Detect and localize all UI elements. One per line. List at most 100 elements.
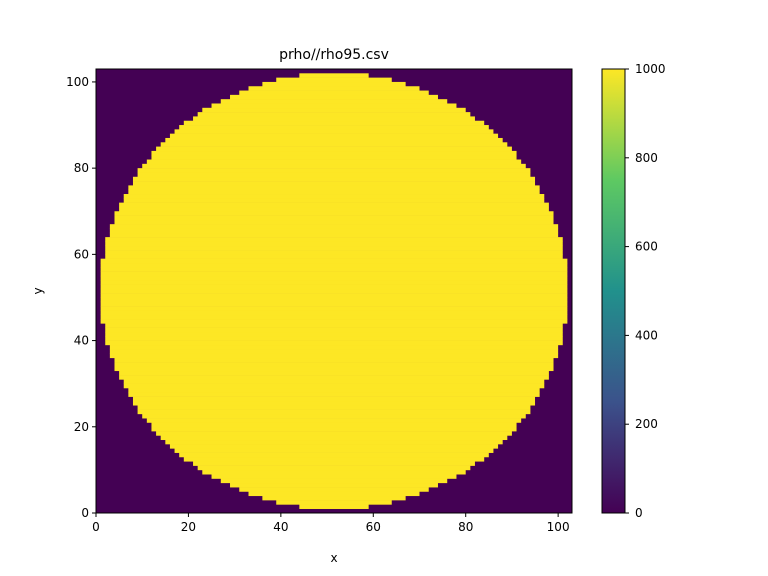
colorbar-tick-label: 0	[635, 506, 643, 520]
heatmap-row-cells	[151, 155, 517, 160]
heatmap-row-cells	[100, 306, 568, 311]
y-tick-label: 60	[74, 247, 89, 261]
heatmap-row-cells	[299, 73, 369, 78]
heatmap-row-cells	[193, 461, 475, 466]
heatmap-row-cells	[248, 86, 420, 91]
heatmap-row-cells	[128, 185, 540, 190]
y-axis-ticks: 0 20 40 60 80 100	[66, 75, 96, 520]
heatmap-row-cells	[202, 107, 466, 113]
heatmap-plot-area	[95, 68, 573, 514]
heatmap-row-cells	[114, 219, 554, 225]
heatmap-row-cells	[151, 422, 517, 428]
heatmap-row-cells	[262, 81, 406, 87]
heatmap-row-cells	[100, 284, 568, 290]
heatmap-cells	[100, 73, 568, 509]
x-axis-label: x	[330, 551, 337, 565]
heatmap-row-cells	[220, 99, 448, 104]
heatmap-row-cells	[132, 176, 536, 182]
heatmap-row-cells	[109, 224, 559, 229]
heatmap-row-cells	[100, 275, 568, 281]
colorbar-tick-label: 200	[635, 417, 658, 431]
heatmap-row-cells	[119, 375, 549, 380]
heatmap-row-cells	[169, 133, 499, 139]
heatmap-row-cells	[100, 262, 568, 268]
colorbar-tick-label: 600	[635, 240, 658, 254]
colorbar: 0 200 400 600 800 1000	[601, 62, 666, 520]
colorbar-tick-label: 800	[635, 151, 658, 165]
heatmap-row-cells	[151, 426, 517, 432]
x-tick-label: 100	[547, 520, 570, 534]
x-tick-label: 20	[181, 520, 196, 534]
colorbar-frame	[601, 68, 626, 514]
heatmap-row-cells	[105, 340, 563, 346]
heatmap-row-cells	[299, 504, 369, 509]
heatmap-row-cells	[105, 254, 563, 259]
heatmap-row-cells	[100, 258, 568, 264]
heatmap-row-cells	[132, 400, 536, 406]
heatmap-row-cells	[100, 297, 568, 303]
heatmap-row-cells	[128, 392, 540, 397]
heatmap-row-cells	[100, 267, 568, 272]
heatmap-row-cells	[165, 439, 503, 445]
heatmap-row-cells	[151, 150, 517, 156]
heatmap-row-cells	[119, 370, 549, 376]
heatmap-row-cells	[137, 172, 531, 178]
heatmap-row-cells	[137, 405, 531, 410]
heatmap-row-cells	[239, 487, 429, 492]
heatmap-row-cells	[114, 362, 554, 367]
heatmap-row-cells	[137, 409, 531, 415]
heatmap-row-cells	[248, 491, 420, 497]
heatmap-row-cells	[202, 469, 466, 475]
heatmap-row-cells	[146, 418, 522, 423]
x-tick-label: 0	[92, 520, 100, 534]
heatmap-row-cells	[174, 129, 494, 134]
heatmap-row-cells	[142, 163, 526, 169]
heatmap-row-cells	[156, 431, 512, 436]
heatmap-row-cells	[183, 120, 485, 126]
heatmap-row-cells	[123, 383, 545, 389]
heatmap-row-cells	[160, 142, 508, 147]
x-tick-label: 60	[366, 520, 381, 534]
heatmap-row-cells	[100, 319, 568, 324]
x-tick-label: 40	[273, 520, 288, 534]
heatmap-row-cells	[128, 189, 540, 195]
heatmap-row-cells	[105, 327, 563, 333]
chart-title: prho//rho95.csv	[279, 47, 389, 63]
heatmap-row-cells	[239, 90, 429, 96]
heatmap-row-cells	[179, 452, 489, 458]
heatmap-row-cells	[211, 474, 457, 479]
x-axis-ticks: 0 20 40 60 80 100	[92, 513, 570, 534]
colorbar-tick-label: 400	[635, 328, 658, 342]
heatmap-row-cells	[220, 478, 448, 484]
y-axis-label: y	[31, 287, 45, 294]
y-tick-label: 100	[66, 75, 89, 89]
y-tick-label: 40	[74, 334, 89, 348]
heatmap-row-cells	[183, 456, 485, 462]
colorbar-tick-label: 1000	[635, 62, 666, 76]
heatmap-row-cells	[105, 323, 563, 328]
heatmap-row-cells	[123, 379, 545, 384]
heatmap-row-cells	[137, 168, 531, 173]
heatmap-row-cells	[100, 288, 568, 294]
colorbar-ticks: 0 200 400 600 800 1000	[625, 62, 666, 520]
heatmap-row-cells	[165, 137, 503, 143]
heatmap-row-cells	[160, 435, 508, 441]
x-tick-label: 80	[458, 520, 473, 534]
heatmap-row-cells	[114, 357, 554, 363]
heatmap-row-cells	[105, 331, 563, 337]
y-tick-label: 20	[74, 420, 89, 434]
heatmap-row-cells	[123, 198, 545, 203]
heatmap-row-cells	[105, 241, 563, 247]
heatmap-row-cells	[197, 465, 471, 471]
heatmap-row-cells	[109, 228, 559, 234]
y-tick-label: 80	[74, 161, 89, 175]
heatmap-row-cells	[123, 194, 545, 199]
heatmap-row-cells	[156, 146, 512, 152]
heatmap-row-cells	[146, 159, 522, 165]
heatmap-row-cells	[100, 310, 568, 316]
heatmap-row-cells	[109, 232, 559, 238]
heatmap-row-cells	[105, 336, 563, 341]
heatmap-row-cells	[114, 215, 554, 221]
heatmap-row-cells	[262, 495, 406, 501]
-------
■ Prompt ■
From the rows above, pull out every line containing the string `ticks` and copy each one.

■ Written answer ■
y-axis-ticks: 0 20 40 60 80 100	[66, 75, 96, 520]
x-axis-ticks: 0 20 40 60 80 100	[92, 513, 570, 534]
colorbar-ticks: 0 200 400 600 800 1000	[625, 62, 666, 520]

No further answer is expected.